## Given request:
Below are some records. Say how many of their lines contain the string "this", and give nothing but the number.

───── The input

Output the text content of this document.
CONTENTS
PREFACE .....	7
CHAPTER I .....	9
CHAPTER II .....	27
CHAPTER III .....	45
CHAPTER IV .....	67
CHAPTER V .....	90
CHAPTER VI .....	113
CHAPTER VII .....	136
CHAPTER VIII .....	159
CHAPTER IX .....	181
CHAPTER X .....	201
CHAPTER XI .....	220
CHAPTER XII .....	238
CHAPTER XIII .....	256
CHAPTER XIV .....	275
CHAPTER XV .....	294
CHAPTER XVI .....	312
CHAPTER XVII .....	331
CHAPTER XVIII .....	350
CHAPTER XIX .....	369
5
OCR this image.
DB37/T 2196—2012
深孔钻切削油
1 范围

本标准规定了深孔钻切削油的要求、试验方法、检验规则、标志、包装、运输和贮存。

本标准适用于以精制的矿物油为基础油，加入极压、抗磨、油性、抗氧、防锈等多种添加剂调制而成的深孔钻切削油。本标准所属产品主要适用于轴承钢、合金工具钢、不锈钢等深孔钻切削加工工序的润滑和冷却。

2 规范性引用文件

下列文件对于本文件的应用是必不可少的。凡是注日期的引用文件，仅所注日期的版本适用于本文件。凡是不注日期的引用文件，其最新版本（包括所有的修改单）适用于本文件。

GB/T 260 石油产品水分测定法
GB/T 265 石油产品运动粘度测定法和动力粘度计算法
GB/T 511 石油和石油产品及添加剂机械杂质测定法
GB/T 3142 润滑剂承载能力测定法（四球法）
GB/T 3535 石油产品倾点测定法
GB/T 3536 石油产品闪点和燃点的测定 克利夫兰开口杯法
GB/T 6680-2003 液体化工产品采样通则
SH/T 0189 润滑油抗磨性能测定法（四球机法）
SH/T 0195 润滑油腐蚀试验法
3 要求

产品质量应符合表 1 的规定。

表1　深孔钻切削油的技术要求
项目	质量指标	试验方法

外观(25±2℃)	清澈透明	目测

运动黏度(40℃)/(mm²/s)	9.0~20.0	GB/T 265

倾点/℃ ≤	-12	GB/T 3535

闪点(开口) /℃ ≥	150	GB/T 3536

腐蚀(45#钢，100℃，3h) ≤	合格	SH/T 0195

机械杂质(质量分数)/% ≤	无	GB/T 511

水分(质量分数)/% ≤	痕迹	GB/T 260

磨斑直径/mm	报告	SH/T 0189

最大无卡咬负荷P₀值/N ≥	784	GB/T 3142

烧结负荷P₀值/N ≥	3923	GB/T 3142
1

──────────
───── The input

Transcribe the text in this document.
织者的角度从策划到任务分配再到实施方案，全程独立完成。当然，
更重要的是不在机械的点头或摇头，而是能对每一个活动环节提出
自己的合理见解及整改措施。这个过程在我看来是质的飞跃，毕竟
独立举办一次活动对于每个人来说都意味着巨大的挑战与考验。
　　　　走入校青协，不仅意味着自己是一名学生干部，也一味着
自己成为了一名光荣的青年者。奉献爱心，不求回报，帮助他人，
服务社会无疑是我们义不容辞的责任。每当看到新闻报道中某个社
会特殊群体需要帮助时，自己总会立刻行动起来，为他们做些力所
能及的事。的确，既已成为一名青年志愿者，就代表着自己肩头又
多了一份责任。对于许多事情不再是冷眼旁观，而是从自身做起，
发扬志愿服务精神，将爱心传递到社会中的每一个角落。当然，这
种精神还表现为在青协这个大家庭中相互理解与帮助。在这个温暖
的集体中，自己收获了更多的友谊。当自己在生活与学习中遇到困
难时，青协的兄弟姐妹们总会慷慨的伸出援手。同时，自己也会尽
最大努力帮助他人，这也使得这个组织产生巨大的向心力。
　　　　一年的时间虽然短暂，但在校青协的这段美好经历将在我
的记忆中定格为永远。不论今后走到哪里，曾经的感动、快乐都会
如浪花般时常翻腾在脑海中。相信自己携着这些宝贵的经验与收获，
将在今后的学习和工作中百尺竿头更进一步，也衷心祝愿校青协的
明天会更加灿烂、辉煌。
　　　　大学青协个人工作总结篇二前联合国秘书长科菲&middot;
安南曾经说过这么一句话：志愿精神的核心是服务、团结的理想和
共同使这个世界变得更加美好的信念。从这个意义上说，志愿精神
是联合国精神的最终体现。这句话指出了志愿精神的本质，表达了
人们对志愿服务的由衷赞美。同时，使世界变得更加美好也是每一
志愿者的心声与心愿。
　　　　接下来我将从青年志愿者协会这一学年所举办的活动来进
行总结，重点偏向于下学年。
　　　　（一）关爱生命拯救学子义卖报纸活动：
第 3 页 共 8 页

──────────

## The response:
3